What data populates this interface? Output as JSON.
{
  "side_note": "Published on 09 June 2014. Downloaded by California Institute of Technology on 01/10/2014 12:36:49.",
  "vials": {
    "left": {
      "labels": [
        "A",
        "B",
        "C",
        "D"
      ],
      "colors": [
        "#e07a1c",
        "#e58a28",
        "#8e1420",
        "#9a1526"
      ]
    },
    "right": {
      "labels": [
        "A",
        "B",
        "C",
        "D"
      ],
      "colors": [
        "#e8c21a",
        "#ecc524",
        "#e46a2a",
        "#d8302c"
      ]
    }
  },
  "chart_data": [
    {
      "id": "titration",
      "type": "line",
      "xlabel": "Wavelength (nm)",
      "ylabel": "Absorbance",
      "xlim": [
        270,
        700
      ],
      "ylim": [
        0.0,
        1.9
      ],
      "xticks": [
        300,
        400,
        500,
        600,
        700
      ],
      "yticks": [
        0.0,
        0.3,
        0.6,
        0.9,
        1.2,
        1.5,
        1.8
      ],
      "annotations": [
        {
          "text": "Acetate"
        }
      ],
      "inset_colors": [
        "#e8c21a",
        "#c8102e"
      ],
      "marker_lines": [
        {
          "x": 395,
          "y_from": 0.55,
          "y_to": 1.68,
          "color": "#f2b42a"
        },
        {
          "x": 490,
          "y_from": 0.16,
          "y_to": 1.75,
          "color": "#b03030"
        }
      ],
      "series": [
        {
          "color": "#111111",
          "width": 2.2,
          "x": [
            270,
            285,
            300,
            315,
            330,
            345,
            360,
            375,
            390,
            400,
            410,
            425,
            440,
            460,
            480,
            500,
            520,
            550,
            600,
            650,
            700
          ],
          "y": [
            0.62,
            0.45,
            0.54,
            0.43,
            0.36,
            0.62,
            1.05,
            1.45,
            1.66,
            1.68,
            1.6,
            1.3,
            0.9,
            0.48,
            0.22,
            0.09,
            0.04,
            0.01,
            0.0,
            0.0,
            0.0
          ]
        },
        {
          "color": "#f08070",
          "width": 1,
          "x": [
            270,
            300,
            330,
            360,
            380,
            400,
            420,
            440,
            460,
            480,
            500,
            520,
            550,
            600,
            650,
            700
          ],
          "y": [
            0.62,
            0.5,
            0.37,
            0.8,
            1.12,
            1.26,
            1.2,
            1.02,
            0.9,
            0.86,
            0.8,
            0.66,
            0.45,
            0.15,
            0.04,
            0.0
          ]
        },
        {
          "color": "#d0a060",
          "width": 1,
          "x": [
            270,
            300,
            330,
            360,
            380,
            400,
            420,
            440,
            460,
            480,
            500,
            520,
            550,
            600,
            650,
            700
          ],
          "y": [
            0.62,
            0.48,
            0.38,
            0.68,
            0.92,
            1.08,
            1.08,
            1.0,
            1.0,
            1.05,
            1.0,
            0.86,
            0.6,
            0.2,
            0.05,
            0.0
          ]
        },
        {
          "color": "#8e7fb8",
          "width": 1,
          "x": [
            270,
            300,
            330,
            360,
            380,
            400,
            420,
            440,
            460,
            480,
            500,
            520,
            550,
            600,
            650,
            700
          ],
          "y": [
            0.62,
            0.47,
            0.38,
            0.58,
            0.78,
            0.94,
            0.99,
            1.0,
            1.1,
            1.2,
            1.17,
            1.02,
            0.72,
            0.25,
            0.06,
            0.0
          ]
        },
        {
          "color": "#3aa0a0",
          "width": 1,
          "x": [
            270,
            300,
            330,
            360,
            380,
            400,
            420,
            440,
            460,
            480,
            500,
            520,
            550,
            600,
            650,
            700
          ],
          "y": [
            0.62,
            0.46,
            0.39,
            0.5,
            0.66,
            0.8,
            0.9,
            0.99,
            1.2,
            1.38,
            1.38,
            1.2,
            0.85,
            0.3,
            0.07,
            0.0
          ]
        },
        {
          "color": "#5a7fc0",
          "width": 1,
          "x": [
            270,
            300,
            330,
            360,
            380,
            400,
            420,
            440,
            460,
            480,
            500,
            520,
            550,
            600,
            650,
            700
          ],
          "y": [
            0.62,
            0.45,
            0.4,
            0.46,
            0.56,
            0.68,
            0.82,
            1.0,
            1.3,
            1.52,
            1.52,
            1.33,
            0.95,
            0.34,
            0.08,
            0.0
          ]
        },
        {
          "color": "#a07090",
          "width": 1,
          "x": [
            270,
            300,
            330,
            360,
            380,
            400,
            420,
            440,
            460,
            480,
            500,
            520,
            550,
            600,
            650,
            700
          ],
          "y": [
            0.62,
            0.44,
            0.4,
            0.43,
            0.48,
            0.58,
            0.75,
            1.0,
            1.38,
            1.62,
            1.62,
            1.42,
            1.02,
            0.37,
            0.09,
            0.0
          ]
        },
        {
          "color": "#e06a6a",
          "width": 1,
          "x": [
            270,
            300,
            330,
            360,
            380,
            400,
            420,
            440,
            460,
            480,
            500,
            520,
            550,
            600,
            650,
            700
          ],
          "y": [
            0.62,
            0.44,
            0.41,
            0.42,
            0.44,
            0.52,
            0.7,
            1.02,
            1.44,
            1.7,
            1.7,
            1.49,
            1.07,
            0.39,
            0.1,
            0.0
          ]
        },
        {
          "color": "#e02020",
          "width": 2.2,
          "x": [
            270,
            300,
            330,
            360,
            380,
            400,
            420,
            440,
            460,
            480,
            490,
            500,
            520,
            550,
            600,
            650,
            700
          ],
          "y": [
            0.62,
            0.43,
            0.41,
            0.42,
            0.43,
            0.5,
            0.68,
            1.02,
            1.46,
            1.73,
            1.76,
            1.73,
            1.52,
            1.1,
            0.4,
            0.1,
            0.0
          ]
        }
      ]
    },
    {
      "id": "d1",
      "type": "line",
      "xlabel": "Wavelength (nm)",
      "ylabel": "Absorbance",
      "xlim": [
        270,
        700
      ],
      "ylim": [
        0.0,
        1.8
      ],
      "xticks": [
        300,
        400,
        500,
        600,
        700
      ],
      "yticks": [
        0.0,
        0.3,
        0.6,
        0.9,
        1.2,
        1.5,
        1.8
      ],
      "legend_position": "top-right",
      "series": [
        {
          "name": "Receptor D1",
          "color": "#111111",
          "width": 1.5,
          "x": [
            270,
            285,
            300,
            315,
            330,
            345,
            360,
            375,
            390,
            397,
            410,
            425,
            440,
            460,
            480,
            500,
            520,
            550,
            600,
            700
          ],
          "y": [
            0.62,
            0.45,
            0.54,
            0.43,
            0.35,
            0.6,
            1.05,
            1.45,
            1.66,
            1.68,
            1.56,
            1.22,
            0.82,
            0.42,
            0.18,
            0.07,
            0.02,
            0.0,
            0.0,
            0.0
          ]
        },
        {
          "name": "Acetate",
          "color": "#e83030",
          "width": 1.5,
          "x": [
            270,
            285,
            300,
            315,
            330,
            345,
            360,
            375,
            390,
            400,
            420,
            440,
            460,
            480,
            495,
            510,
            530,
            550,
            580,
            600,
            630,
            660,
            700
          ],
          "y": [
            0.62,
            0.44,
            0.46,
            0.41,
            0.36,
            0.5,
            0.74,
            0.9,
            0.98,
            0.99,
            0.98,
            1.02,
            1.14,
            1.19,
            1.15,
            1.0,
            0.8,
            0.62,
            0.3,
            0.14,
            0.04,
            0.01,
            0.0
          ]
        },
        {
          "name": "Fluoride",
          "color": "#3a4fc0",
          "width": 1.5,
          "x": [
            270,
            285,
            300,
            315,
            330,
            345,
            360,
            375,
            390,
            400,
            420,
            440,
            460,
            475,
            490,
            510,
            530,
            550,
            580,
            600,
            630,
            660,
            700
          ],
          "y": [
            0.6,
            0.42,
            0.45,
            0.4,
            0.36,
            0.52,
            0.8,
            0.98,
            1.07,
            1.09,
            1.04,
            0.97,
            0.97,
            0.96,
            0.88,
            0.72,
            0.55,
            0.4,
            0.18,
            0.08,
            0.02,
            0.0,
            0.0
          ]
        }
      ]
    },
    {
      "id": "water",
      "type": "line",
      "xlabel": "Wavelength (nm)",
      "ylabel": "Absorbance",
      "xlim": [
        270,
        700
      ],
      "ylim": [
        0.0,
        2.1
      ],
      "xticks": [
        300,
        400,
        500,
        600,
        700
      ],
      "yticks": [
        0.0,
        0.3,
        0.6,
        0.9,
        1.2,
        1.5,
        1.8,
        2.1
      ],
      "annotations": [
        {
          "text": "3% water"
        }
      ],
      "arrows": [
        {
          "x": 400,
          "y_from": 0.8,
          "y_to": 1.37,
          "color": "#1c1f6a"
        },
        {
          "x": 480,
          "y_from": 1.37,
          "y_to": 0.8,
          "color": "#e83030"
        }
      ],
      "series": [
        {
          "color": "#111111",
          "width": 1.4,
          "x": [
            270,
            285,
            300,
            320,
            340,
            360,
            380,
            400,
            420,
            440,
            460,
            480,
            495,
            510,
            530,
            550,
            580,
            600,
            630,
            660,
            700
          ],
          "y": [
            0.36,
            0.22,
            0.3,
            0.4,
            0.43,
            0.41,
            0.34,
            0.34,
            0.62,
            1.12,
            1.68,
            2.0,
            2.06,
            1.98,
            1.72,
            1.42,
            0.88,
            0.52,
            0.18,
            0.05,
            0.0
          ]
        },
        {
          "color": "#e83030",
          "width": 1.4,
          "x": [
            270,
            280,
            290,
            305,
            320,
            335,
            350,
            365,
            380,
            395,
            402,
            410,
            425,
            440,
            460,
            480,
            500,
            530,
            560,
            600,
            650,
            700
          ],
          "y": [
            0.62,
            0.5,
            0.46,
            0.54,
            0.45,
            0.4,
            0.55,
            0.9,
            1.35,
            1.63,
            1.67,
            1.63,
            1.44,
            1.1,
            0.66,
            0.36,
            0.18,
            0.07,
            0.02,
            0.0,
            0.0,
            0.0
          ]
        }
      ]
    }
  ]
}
◇ ◇ ◇ ◇
Instructions to follow>
Among the lines of the data above, determine how many contain the word "name". Report the number alone.

Response to the exercise>
3